%%
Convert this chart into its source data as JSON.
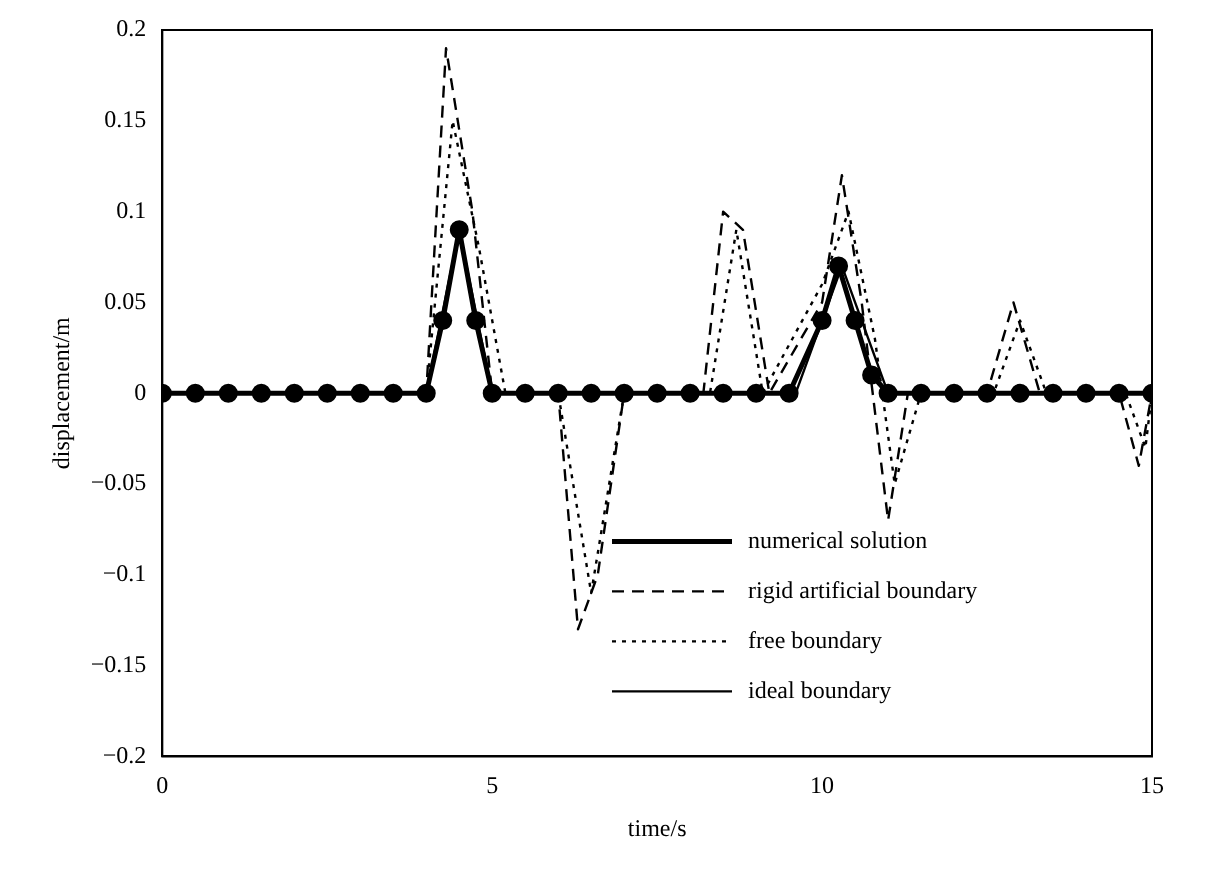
{
  "chart_data": {
    "type": "line",
    "xlabel": "time/s",
    "ylabel": "displacement/m",
    "xlim": [
      0,
      15
    ],
    "xticks": [
      0,
      5,
      10,
      15
    ],
    "ylim": [
      -0.2,
      0.2
    ],
    "yticks": [
      -0.2,
      -0.15,
      -0.1,
      -0.05,
      0,
      0.05,
      0.1,
      0.15,
      0.2
    ],
    "grid": false,
    "legend": "bottom right",
    "series": [
      {
        "name": "numerical solution",
        "color": "#000000",
        "marker": "circle",
        "line_style": "solid",
        "x": [
          0,
          0.5,
          1,
          1.5,
          2,
          2.5,
          3,
          3.5,
          4,
          4.25,
          4.5,
          4.75,
          5,
          5.5,
          6,
          6.5,
          7,
          7.5,
          8,
          8.5,
          9,
          9.5,
          10,
          10.25,
          10.5,
          10.75,
          11,
          11.5,
          12,
          12.5,
          13,
          13.5,
          14,
          14.5,
          15
        ],
        "values": [
          0,
          0,
          0,
          0,
          0,
          0,
          0,
          0,
          0,
          0.04,
          0.09,
          0.04,
          0,
          0,
          0,
          0,
          0,
          0,
          0,
          0,
          0,
          0,
          0.04,
          0.07,
          0.04,
          0.01,
          0,
          0,
          0,
          0,
          0,
          0,
          0,
          0,
          0
        ]
      },
      {
        "name": "rigid artificial boundary",
        "color": "#000000",
        "marker": "none",
        "line_style": "dashed",
        "x": [
          0,
          4,
          4.3,
          4.7,
          5,
          6,
          6.3,
          6.6,
          7,
          8.2,
          8.5,
          8.8,
          9.2,
          10,
          10.3,
          10.6,
          11,
          11.3,
          12.5,
          12.9,
          13.3,
          14.5,
          14.8,
          15
        ],
        "values": [
          0,
          0,
          0.19,
          0.1,
          0,
          0,
          -0.13,
          -0.1,
          0,
          0,
          0.1,
          0.09,
          0,
          0.05,
          0.12,
          0.05,
          -0.07,
          0,
          0,
          0.05,
          0,
          0,
          -0.04,
          0
        ]
      },
      {
        "name": "free boundary",
        "color": "#000000",
        "marker": "none",
        "line_style": "dotted",
        "x": [
          0,
          4,
          4.4,
          4.8,
          5.2,
          6,
          6.5,
          7,
          8.3,
          8.7,
          9.1,
          10,
          10.4,
          10.8,
          11.1,
          11.5,
          12.6,
          13,
          13.4,
          14.6,
          14.9,
          15
        ],
        "values": [
          0,
          0,
          0.15,
          0.08,
          0,
          0,
          -0.11,
          0,
          0,
          0.09,
          0,
          0.06,
          0.1,
          0.03,
          -0.05,
          0,
          0,
          0.04,
          0,
          0,
          -0.03,
          0
        ]
      },
      {
        "name": "ideal boundary",
        "color": "#000000",
        "marker": "none",
        "line_style": "solid",
        "x": [
          0,
          4,
          4.5,
          5,
          9.6,
          10.3,
          11,
          15
        ],
        "values": [
          0,
          0,
          0.09,
          0,
          0,
          0.07,
          0,
          0
        ]
      }
    ]
  }
}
%%
Leave the images out, please, and restate each line word for word.

◆ **Problem solution**:
Convert this chart into its source data as JSON.
{
  "chart_data": {
    "type": "line",
    "xlabel": "time/s",
    "ylabel": "displacement/m",
    "xlim": [
      0,
      15
    ],
    "xticks": [
      0,
      5,
      10,
      15
    ],
    "ylim": [
      -0.2,
      0.2
    ],
    "yticks": [
      -0.2,
      -0.15,
      -0.1,
      -0.05,
      0,
      0.05,
      0.1,
      0.15,
      0.2
    ],
    "grid": false,
    "legend": "bottom right",
    "series": [
      {
        "name": "numerical solution",
        "color": "#000000",
        "marker": "circle",
        "line_style": "solid",
        "x": [
          0,
          0.5,
          1,
          1.5,
          2,
          2.5,
          3,
          3.5,
          4,
          4.25,
          4.5,
          4.75,
          5,
          5.5,
          6,
          6.5,
          7,
          7.5,
          8,
          8.5,
          9,
          9.5,
          10,
          10.25,
          10.5,
          10.75,
          11,
          11.5,
          12,
          12.5,
          13,
          13.5,
          14,
          14.5,
          15
        ],
        "values": [
          0,
          0,
          0,
          0,
          0,
          0,
          0,
          0,
          0,
          0.04,
          0.09,
          0.04,
          0,
          0,
          0,
          0,
          0,
          0,
          0,
          0,
          0,
          0,
          0.04,
          0.07,
          0.04,
          0.01,
          0,
          0,
          0,
          0,
          0,
          0,
          0,
          0,
          0
        ]
      },
      {
        "name": "rigid artificial boundary",
        "color": "#000000",
        "marker": "none",
        "line_style": "dashed",
        "x": [
          0,
          4,
          4.3,
          4.7,
          5,
          6,
          6.3,
          6.6,
          7,
          8.2,
          8.5,
          8.8,
          9.2,
          10,
          10.3,
          10.6,
          11,
          11.3,
          12.5,
          12.9,
          13.3,
          14.5,
          14.8,
          15
        ],
        "values": [
          0,
          0,
          0.19,
          0.1,
          0,
          0,
          -0.13,
          -0.1,
          0,
          0,
          0.1,
          0.09,
          0,
          0.05,
          0.12,
          0.05,
          -0.07,
          0,
          0,
          0.05,
          0,
          0,
          -0.04,
          0
        ]
      },
      {
        "name": "free boundary",
        "color": "#000000",
        "marker": "none",
        "line_style": "dotted",
        "x": [
          0,
          4,
          4.4,
          4.8,
          5.2,
          6,
          6.5,
          7,
          8.3,
          8.7,
          9.1,
          10,
          10.4,
          10.8,
          11.1,
          11.5,
          12.6,
          13,
          13.4,
          14.6,
          14.9,
          15
        ],
        "values": [
          0,
          0,
          0.15,
          0.08,
          0,
          0,
          -0.11,
          0,
          0,
          0.09,
          0,
          0.06,
          0.1,
          0.03,
          -0.05,
          0,
          0,
          0.04,
          0,
          0,
          -0.03,
          0
        ]
      },
      {
        "name": "ideal boundary",
        "color": "#000000",
        "marker": "none",
        "line_style": "solid",
        "x": [
          0,
          4,
          4.5,
          5,
          9.6,
          10.3,
          11,
          15
        ],
        "values": [
          0,
          0,
          0.09,
          0,
          0,
          0.07,
          0,
          0
        ]
      }
    ]
  }
}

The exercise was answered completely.